Instructions for the task: Please output every line of the material as it stands, without the pictures.

───── Data supplied ─────

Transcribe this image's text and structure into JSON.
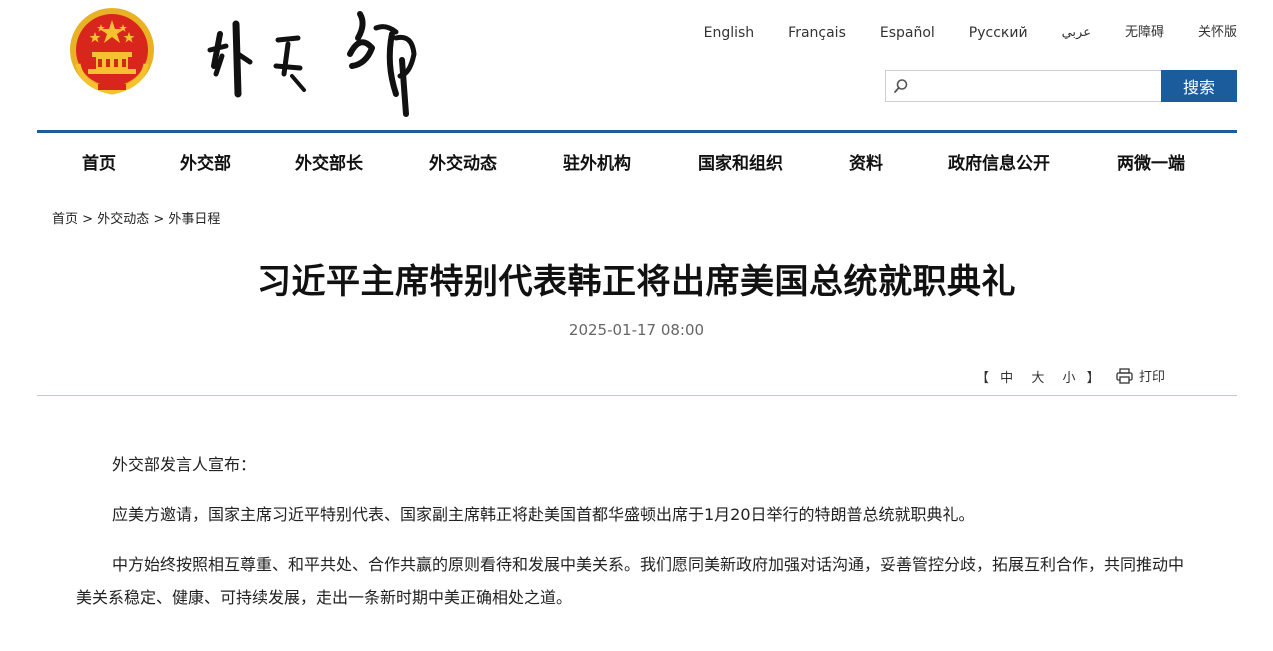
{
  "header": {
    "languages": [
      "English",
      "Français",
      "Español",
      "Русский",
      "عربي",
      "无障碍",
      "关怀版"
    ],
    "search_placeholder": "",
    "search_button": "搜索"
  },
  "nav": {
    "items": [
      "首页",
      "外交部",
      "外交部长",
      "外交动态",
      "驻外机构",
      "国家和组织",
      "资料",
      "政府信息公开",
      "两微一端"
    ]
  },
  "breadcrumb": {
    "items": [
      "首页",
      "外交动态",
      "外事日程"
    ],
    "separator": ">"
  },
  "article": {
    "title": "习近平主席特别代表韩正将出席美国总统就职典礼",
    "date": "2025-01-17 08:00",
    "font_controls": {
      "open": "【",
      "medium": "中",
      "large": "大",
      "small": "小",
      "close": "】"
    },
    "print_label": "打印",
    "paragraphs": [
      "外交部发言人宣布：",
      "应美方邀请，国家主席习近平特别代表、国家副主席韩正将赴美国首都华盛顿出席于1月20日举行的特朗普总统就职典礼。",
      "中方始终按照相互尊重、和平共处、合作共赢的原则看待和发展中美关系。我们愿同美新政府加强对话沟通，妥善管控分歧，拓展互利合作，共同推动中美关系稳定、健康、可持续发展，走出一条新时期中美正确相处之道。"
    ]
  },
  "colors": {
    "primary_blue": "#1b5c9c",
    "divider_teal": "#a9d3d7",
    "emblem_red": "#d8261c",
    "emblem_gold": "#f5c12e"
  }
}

─────

Answer to the problem:
Transcribe this image's text and structure into JSON.
{
  "header": {
    "languages": [
      "English",
      "Français",
      "Español",
      "Русский",
      "عربي",
      "无障碍",
      "关怀版"
    ],
    "search_placeholder": "",
    "search_button": "搜索"
  },
  "nav": {
    "items": [
      "首页",
      "外交部",
      "外交部长",
      "外交动态",
      "驻外机构",
      "国家和组织",
      "资料",
      "政府信息公开",
      "两微一端"
    ]
  },
  "breadcrumb": {
    "items": [
      "首页",
      "外交动态",
      "外事日程"
    ],
    "separator": ">"
  },
  "article": {
    "title": "习近平主席特别代表韩正将出席美国总统就职典礼",
    "date": "2025-01-17 08:00",
    "font_controls": {
      "open": "【",
      "medium": "中",
      "large": "大",
      "small": "小",
      "close": "】"
    },
    "print_label": "打印",
    "paragraphs": [
      "外交部发言人宣布：",
      "应美方邀请，国家主席习近平特别代表、国家副主席韩正将赴美国首都华盛顿出席于1月20日举行的特朗普总统就职典礼。",
      "中方始终按照相互尊重、和平共处、合作共赢的原则看待和发展中美关系。我们愿同美新政府加强对话沟通，妥善管控分歧，拓展互利合作，共同推动中美关系稳定、健康、可持续发展，走出一条新时期中美正确相处之道。"
    ]
  },
  "colors": {
    "primary_blue": "#1b5c9c",
    "divider_teal": "#a9d3d7",
    "emblem_red": "#d8261c",
    "emblem_gold": "#f5c12e"
  }
}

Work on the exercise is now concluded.